--- START Supplied material ---

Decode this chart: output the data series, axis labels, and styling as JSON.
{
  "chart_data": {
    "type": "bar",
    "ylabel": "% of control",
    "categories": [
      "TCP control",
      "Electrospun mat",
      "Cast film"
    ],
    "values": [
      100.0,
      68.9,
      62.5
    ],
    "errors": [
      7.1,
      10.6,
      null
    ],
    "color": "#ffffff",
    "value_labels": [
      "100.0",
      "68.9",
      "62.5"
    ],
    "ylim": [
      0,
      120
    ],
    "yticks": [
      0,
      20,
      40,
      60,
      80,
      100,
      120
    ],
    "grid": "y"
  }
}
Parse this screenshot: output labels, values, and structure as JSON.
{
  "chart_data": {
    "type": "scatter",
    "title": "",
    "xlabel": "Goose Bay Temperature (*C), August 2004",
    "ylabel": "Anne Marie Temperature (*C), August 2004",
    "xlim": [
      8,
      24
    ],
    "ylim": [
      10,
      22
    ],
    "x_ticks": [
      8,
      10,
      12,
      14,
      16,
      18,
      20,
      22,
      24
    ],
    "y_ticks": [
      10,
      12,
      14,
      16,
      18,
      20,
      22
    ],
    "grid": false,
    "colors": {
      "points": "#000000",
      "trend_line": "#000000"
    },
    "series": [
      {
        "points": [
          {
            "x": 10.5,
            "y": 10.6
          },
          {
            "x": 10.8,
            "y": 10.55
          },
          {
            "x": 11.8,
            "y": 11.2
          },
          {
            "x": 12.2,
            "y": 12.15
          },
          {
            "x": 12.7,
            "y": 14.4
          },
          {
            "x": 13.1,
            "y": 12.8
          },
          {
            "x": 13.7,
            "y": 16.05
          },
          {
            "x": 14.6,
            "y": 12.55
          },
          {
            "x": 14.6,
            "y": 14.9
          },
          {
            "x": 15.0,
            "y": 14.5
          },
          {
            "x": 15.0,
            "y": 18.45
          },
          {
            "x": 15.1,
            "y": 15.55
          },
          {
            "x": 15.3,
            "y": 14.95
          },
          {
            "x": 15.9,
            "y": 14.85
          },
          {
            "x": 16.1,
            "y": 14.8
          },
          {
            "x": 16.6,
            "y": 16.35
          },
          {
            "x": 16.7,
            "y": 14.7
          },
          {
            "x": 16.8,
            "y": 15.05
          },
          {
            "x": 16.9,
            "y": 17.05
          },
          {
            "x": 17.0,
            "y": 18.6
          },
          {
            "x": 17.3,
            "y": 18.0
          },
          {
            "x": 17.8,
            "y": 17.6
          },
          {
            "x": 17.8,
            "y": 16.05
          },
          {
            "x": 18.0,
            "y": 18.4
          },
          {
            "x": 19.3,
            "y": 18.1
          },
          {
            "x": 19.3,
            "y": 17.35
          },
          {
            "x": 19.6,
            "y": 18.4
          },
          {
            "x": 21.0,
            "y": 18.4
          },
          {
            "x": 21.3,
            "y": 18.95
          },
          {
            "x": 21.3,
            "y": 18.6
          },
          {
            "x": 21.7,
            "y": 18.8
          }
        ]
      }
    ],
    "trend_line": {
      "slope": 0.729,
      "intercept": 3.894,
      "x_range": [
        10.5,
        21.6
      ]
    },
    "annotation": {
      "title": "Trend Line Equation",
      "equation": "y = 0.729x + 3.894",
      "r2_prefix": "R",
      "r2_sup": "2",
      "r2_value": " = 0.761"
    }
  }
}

--- END Supplied material ---

What you will do: Check each line of the entries above, and show every one holding the word "August".

Task result:
    "xlabel": "Goose Bay Temperature (*C), August 2004",
    "ylabel": "Anne Marie Temperature (*C), August 2004",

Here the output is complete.